▶ [JOB] From the listing below, pull out the lines that hold "this".

Dataset excerpts:
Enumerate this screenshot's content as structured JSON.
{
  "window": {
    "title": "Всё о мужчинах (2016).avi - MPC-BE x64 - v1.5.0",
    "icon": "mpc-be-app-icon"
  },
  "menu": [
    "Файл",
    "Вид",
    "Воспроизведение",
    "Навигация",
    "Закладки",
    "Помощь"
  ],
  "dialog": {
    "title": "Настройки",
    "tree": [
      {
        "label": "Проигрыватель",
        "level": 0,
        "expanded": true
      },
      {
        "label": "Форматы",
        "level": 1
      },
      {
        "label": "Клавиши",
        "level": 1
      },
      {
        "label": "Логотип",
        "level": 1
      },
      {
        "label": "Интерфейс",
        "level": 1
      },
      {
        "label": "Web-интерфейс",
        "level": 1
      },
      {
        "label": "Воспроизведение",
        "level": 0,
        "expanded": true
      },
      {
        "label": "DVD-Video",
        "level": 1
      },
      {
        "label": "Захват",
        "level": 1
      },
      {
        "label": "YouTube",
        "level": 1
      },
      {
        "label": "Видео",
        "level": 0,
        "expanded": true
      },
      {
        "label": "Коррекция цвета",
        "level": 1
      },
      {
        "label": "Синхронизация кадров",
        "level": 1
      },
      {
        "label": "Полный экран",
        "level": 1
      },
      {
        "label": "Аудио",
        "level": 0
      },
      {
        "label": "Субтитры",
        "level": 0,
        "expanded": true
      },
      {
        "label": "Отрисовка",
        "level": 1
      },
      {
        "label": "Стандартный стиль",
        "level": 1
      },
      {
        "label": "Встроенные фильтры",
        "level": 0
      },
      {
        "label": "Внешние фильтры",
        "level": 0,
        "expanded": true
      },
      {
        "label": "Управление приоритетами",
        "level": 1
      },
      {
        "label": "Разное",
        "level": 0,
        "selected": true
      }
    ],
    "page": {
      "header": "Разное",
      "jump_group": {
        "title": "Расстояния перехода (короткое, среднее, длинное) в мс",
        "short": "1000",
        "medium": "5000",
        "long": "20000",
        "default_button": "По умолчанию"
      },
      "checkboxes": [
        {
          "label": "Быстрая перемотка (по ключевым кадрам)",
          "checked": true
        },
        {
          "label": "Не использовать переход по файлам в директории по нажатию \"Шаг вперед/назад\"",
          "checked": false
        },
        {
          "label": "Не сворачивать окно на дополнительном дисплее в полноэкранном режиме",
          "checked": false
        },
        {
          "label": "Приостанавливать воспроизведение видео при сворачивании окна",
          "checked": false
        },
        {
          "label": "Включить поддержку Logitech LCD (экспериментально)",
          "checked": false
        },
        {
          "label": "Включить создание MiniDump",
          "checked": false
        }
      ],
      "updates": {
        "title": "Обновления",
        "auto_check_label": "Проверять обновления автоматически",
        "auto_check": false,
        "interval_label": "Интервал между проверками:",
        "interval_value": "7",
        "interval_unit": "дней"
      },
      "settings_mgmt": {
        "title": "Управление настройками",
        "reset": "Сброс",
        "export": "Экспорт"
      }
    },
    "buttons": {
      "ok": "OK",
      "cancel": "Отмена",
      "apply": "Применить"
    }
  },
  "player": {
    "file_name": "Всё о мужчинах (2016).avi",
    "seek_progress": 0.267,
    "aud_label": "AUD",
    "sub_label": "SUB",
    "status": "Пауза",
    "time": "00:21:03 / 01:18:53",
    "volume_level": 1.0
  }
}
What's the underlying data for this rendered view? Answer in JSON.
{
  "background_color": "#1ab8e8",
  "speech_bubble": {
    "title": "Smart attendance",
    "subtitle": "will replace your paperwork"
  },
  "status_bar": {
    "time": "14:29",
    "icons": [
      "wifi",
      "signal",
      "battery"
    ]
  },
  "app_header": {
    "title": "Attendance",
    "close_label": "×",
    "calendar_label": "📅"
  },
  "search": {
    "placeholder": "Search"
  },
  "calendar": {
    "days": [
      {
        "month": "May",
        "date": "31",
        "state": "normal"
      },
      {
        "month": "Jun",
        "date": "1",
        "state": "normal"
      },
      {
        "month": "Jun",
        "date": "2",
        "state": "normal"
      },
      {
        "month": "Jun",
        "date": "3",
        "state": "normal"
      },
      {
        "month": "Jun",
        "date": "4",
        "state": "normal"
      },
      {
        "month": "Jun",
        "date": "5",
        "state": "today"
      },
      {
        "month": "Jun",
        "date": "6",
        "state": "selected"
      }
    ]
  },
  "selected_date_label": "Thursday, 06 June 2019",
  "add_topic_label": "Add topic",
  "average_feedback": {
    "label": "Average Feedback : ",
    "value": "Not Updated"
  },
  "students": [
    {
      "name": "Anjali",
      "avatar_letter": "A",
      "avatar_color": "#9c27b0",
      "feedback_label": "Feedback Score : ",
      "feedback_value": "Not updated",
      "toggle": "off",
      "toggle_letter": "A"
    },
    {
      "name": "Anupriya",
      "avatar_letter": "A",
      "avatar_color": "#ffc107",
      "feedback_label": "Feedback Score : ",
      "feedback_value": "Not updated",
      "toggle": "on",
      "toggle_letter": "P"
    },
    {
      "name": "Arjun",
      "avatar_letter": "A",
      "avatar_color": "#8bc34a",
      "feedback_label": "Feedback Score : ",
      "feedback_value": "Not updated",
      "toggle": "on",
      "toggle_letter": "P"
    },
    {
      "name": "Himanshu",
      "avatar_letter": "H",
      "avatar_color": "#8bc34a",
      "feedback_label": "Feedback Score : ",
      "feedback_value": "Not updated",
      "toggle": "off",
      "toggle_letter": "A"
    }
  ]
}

▶ [ANSWER TO THE PROBLEM]
Enumerate this screenshot's content as structured JSON.
What's the underlying data for this rendered view? Answer in JSON.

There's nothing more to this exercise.